- _Problem to solve_
Return all of the entries exactly as written.

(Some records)
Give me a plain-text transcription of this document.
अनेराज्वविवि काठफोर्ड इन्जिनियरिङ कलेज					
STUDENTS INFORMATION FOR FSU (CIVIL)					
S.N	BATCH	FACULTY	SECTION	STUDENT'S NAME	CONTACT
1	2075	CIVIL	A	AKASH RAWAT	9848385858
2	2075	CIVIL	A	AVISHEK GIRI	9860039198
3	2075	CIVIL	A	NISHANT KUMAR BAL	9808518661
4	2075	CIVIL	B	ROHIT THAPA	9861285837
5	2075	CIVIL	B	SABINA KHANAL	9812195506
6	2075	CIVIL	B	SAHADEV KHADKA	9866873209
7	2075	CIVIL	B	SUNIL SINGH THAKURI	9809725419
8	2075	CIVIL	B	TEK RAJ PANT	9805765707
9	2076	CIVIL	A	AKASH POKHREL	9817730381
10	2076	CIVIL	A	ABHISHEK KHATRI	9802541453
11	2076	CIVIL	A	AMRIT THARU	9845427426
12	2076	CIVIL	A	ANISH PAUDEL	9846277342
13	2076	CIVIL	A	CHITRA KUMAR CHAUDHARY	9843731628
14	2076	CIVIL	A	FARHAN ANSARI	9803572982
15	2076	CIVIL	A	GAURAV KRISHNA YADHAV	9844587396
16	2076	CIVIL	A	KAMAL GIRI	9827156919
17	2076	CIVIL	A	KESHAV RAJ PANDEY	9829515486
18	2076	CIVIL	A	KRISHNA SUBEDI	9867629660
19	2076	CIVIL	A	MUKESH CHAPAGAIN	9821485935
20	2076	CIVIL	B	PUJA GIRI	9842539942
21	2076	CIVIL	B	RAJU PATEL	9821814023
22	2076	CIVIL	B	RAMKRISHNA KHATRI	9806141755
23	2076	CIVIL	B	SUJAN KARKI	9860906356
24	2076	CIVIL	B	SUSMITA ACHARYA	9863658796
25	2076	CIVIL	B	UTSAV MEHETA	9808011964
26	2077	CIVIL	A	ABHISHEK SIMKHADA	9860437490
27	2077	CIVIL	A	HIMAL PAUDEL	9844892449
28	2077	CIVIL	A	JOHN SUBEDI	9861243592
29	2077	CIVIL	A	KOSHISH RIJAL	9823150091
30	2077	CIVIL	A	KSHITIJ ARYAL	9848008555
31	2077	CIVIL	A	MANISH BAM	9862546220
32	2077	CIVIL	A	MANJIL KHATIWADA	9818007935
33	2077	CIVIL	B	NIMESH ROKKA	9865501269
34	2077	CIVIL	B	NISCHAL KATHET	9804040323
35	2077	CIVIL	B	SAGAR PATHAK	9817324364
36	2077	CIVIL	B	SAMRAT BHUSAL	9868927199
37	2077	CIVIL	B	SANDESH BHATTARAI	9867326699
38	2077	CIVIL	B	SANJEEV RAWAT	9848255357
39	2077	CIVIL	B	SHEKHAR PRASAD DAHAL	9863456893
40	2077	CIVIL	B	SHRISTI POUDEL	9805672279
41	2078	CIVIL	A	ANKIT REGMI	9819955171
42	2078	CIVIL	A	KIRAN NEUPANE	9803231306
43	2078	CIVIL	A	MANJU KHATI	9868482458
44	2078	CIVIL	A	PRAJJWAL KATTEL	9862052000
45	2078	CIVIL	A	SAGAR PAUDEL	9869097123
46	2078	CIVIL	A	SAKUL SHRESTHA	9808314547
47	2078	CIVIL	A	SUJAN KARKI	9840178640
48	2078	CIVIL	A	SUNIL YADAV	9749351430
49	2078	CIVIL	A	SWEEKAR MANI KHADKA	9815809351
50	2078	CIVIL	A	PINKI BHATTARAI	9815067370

- _Result_
Give me a plain-text transcription of this document.
अनेराज्वविवि काठफोर्ड इन्जिनियरिङ कलेज					
STUDENTS INFORMATION FOR FSU (CIVIL)					
S.N	BATCH	FACULTY	SECTION	STUDENT'S NAME	CONTACT
1	2075	CIVIL	A	AKASH RAWAT	9848385858
2	2075	CIVIL	A	AVISHEK GIRI	9860039198
3	2075	CIVIL	A	NISHANT KUMAR BAL	9808518661
4	2075	CIVIL	B	ROHIT THAPA	9861285837
5	2075	CIVIL	B	SABINA KHANAL	9812195506
6	2075	CIVIL	B	SAHADEV KHADKA	9866873209
7	2075	CIVIL	B	SUNIL SINGH THAKURI	9809725419
8	2075	CIVIL	B	TEK RAJ PANT	9805765707
9	2076	CIVIL	A	AKASH POKHREL	9817730381
10	2076	CIVIL	A	ABHISHEK KHATRI	9802541453
11	2076	CIVIL	A	AMRIT THARU	9845427426
12	2076	CIVIL	A	ANISH PAUDEL	9846277342
13	2076	CIVIL	A	CHITRA KUMAR CHAUDHARY	9843731628
14	2076	CIVIL	A	FARHAN ANSARI	9803572982
15	2076	CIVIL	A	GAURAV KRISHNA YADHAV	9844587396
16	2076	CIVIL	A	KAMAL GIRI	9827156919
17	2076	CIVIL	A	KESHAV RAJ PANDEY	9829515486
18	2076	CIVIL	A	KRISHNA SUBEDI	9867629660
19	2076	CIVIL	A	MUKESH CHAPAGAIN	9821485935
20	2076	CIVIL	B	PUJA GIRI	9842539942
21	2076	CIVIL	B	RAJU PATEL	9821814023
22	2076	CIVIL	B	RAMKRISHNA KHATRI	9806141755
23	2076	CIVIL	B	SUJAN KARKI	9860906356
24	2076	CIVIL	B	SUSMITA ACHARYA	9863658796
25	2076	CIVIL	B	UTSAV MEHETA	9808011964
26	2077	CIVIL	A	ABHISHEK SIMKHADA	9860437490
27	2077	CIVIL	A	HIMAL PAUDEL	9844892449
28	2077	CIVIL	A	JOHN SUBEDI	9861243592
29	2077	CIVIL	A	KOSHISH RIJAL	9823150091
30	2077	CIVIL	A	KSHITIJ ARYAL	9848008555
31	2077	CIVIL	A	MANISH BAM	9862546220
32	2077	CIVIL	A	MANJIL KHATIWADA	9818007935
33	2077	CIVIL	B	NIMESH ROKKA	9865501269
34	2077	CIVIL	B	NISCHAL KATHET	9804040323
35	2077	CIVIL	B	SAGAR PATHAK	9817324364
36	2077	CIVIL	B	SAMRAT BHUSAL	9868927199
37	2077	CIVIL	B	SANDESH BHATTARAI	9867326699
38	2077	CIVIL	B	SANJEEV RAWAT	9848255357
39	2077	CIVIL	B	SHEKHAR PRASAD DAHAL	9863456893
40	2077	CIVIL	B	SHRISTI POUDEL	9805672279
41	2078	CIVIL	A	ANKIT REGMI	9819955171
42	2078	CIVIL	A	KIRAN NEUPANE	9803231306
43	2078	CIVIL	A	MANJU KHATI	9868482458
44	2078	CIVIL	A	PRAJJWAL KATTEL	9862052000
45	2078	CIVIL	A	SAGAR PAUDEL	9869097123
46	2078	CIVIL	A	SAKUL SHRESTHA	9808314547
47	2078	CIVIL	A	SUJAN KARKI	9840178640
48	2078	CIVIL	A	SUNIL YADAV	9749351430
49	2078	CIVIL	A	SWEEKAR MANI KHADKA	9815809351
50	2078	CIVIL	A	PINKI BHATTARAI	9815067370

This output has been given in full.